Provided entries>
**********
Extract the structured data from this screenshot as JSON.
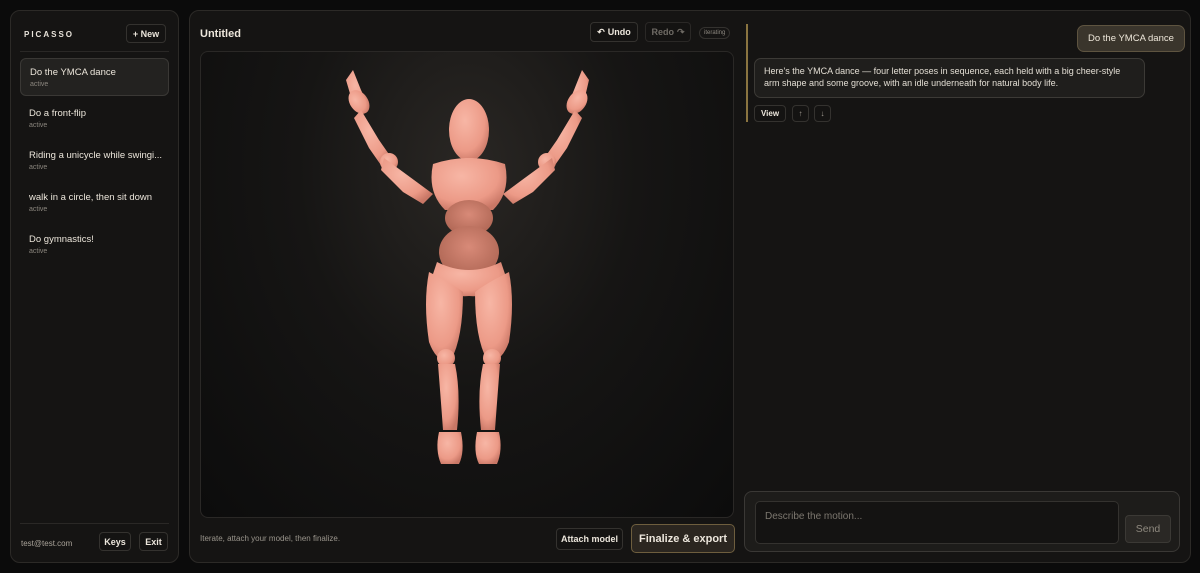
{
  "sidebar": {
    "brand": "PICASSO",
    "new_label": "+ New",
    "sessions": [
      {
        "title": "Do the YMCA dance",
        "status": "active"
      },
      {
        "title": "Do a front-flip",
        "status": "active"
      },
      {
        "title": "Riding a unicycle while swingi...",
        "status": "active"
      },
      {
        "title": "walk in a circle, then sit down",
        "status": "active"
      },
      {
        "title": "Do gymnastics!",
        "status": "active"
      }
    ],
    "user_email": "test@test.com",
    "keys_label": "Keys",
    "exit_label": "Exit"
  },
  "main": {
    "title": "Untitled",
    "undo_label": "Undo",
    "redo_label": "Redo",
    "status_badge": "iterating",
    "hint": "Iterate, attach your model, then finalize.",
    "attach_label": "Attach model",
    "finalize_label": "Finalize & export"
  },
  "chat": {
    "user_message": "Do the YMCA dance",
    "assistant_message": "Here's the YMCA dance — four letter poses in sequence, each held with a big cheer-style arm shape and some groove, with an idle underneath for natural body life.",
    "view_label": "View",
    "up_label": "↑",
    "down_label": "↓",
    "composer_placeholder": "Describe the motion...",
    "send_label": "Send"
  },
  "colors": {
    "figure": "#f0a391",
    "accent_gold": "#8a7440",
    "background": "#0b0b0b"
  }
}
**********
Your objective>
Leave out the pictures and restate everything else word for word.

Right answer>
Extract the structured data from this screenshot as JSON.
{
  "sidebar": {
    "brand": "PICASSO",
    "new_label": "+ New",
    "sessions": [
      {
        "title": "Do the YMCA dance",
        "status": "active"
      },
      {
        "title": "Do a front-flip",
        "status": "active"
      },
      {
        "title": "Riding a unicycle while swingi...",
        "status": "active"
      },
      {
        "title": "walk in a circle, then sit down",
        "status": "active"
      },
      {
        "title": "Do gymnastics!",
        "status": "active"
      }
    ],
    "user_email": "test@test.com",
    "keys_label": "Keys",
    "exit_label": "Exit"
  },
  "main": {
    "title": "Untitled",
    "undo_label": "Undo",
    "redo_label": "Redo",
    "status_badge": "iterating",
    "hint": "Iterate, attach your model, then finalize.",
    "attach_label": "Attach model",
    "finalize_label": "Finalize & export"
  },
  "chat": {
    "user_message": "Do the YMCA dance",
    "assistant_message": "Here's the YMCA dance — four letter poses in sequence, each held with a big cheer-style arm shape and some groove, with an idle underneath for natural body life.",
    "view_label": "View",
    "up_label": "↑",
    "down_label": "↓",
    "composer_placeholder": "Describe the motion...",
    "send_label": "Send"
  },
  "colors": {
    "figure": "#f0a391",
    "accent_gold": "#8a7440",
    "background": "#0b0b0b"
  }
}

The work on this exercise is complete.